Stored entries

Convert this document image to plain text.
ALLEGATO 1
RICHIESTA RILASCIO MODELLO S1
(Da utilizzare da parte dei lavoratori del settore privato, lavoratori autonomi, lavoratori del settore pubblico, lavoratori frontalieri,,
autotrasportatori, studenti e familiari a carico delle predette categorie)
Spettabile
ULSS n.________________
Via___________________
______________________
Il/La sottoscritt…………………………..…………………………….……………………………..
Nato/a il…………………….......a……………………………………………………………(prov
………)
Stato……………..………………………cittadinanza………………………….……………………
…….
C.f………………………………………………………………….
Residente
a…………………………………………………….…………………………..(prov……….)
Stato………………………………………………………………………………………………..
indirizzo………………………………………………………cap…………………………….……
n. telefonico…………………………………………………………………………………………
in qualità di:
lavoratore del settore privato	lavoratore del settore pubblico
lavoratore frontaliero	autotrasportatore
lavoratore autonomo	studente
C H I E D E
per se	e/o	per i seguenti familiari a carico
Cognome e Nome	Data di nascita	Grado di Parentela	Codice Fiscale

* _REQUEST_: Each entry above is to be quoted exactly.

* _REPLY_:
Convert this document image to plain text.
ALLEGATO 1
RICHIESTA RILASCIO MODELLO S1
(Da utilizzare da parte dei lavoratori del settore privato, lavoratori autonomi, lavoratori del settore pubblico, lavoratori frontalieri,,
autotrasportatori, studenti e familiari a carico delle predette categorie)
Spettabile
ULSS n.________________
Via___________________
______________________
Il/La sottoscritt…………………………..…………………………….……………………………..
Nato/a il…………………….......a……………………………………………………………(prov
………)
Stato……………..………………………cittadinanza………………………….……………………
…….
C.f………………………………………………………………….
Residente
a…………………………………………………….…………………………..(prov……….)
Stato………………………………………………………………………………………………..
indirizzo………………………………………………………cap…………………………….……
n. telefonico…………………………………………………………………………………………
in qualità di:
lavoratore del settore privato	lavoratore del settore pubblico
lavoratore frontaliero	autotrasportatore
lavoratore autonomo	studente
C H I E D E
per se	e/o	per i seguenti familiari a carico
Cognome e Nome	Data di nascita	Grado di Parentela	Codice Fiscale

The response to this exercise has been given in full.